• _TEXT UNDER STUDY_:
>>>
IzzyHandsIsMySpiritAnimal · 04/05/2025 12:37

Unfortunately you are being unreasonable.

Schools allocate places based on certain criteria and you can't use the argument that "Little Jimmy has a sibling in the school" - there will be a reserve/waiting list and there will be other children with siblings in the school hoping to get a place, along with others meeting the various other criteria.

LIZS · 04/05/2025 12:43

And you won’t go up the waiting list until sibling has started at the school in September. You may need to check your dc1 is still on wl after the summer,

Itisjustmyopinion · 04/05/2025 12:49

We've applied for school transport but have not heard back even though we've insisted.

Well as you have insisted, I would expect them to be right on it. Not like they have nothing better to do 🙄

Very entitled attitude. What if every pupil in the school had two siblings like you, they can’t magic up extra classrooms just to “squeeze them in”

StarTwirl · 04/05/2025 12:53

Your eldest as you know by now has jumped the queue re sibling so will more than likely get a place in September

StarTwirl · 04/05/2025 12:54

Also the more you stamp your feet and make a fuss the less likely you’ll get anything you ask for

Screamingabdabz · 04/05/2025 13:00

Everyone who gets refused a place wants the school to ‘just expand the year’ to fit their child! 😂

YearlySubscriptionRenewal · 04/05/2025 13:00

how reasonable is it for me to ask the high school to make room for our eldest
it's not at all.

I am honestly curious
Especially keeping in mind that our youngest will be going to that school as well

why do you think YOU are doing THEM a favour by sending your kids there?

ItsFridayIminLoveJS · 04/05/2025 13:02

Good luck with that
Three Grandsons only 18 months between them .. all offered different high schools.
Took two out to HE.
<<<
• _RECORD EXCERPTS_:
>>>
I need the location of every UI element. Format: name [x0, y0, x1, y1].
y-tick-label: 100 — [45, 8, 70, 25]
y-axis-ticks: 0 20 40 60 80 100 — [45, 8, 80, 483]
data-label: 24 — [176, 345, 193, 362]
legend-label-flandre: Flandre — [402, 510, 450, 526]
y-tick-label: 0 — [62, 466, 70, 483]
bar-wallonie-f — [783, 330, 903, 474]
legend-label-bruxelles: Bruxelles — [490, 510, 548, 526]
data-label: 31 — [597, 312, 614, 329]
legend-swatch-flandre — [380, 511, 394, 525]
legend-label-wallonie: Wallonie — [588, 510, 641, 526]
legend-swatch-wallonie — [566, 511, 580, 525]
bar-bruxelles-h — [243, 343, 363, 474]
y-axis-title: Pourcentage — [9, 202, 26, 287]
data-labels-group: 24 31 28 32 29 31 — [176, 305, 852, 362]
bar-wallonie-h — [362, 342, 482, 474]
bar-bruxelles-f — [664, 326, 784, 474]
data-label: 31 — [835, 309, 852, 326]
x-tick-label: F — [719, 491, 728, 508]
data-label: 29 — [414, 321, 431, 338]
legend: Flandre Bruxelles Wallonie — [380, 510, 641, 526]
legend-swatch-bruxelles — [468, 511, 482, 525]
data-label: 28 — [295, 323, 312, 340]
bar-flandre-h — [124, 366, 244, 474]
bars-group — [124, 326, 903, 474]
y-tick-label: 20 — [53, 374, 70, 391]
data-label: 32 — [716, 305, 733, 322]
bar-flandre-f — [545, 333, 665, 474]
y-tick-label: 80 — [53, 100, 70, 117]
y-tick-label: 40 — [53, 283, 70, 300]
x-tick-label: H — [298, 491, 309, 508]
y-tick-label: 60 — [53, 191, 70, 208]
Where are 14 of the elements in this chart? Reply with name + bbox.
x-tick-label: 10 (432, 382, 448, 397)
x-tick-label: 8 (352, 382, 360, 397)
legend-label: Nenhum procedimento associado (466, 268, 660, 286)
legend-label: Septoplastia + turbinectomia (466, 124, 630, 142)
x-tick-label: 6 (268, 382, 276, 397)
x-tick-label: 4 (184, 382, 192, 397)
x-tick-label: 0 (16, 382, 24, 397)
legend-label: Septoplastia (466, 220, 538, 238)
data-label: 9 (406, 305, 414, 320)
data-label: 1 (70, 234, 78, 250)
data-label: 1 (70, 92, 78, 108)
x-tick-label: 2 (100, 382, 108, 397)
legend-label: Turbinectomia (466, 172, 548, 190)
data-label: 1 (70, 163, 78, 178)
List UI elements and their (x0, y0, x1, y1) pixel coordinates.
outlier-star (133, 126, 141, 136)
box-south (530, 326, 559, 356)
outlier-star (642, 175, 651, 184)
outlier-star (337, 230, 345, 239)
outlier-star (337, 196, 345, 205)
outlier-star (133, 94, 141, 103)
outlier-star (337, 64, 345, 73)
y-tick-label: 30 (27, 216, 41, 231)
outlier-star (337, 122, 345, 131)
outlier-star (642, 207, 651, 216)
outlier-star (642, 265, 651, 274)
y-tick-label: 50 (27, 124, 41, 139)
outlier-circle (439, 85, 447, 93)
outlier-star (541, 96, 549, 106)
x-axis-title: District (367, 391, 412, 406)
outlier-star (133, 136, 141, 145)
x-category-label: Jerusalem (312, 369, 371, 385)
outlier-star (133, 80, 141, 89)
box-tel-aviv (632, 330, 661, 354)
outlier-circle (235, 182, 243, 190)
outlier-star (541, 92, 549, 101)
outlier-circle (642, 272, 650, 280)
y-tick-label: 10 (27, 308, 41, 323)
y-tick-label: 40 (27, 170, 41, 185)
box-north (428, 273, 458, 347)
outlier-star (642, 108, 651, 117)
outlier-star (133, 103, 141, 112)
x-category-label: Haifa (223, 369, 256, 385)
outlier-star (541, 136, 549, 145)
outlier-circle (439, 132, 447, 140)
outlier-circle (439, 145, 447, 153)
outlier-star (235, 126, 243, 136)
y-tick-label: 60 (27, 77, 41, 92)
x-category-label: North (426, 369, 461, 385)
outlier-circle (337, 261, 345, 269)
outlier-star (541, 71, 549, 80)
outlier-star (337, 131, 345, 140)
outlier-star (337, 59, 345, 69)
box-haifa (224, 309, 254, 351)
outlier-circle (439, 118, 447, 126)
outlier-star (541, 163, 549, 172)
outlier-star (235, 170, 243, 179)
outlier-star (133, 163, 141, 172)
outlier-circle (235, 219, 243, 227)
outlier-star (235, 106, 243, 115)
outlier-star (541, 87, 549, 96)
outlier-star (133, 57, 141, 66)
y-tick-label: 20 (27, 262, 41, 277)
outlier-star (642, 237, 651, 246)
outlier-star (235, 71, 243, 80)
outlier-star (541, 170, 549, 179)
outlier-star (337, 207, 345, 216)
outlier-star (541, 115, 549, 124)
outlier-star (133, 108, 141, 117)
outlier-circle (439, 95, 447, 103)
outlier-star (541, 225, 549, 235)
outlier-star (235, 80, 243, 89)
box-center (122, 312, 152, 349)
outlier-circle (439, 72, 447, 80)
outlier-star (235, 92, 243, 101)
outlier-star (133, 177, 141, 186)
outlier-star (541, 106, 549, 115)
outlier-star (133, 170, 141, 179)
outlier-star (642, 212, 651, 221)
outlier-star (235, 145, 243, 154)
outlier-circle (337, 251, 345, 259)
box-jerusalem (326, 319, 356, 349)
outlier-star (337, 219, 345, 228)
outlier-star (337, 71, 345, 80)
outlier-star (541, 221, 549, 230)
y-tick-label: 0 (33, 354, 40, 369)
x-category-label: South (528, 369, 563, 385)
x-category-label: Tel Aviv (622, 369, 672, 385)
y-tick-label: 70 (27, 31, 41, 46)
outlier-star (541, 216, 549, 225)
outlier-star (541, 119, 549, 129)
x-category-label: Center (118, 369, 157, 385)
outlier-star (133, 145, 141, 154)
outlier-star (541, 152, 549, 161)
<<<
• _EXERCISES TO COMPLETE_:
(1) In the forum thread about school places, what does ItsFridayIminLoveJS say happened with their three grandsons?
(2) Continue the forum thread about school places from the point where it ends.
The lines are not needed for what follows.

• _RESULTS OF THE EXERCISE_:
(1) All three were offered different high schools, and two were taken out to HE.

(2)
80smonster · 04/05/2025 13:03

Nope. They shouldn’t have a sibling rule in any state school. Why should someone who had fewer children be less important than you? This is such an entitled post.

LIZS · 04/05/2025 13:25

StarTwirl · 04/05/2025 12:53

Your eldest as you know by now has jumped the queue re sibling so will more than likely get a place in September

Not until the second child has started.

IbizaToTheNorfolkBroads · 04/05/2025 15:50

Itisjustmyopinion · 04/05/2025 12:49

We've applied for school transport but have not heard back even though we've insisted.

Well as you have insisted, I would expect them to be right on it. Not like they have nothing better to do 🙄

Very entitled attitude. What if every pupil in the school had two siblings like you, they can’t magic up extra classrooms just to “squeeze them in”

Bearing in mind that the OP is Spanish, I suspect the use of "insisted" here isn't quite right, or as entitled as it sounds.

The system for allocating school places in English state schools is nuts. It is understandable that someone not familiar with it will make errors in navigating it.

CaramelGhost · 04/05/2025 15:54

I'd also consider your child. You say you've moved, so they have already had to settle into one new school (unlike most year sevens who join with their primary friends)and now you're thinking of moving then again?

The school likely won't support as the majority of pupils make their own way to school at that age, there are no sibling rules

hazelnutvanillalatte · 04/05/2025 15:58

My youngest is going into reception and got a different school from his siblings - and they are at our local school. I have declined the place and stated my case so will see what happens. I definitely don't think it's fair

WonderingWanda · 04/05/2025 16:03

They can't just go over PAN for your child. There will have been a whole host of children/ parents who applied for a place in that year group who applied in year 6 and didn't get a place as well as some who applied since. All you can do is go on a waiting list.

YearlySubscriptionRenewal · 04/05/2025 16:09

80smonster · 04/05/2025 13:03

Nope. They shouldn’t have a sibling rule in any state school. Why should someone who had fewer children be less important than you? This is such an entitled post.

sibling rule is also terribly unfair because it means parents live in a nice area only long enough to put one into their chosen school, then move out. Thankfully it is disappearing and not used in many counties anymore.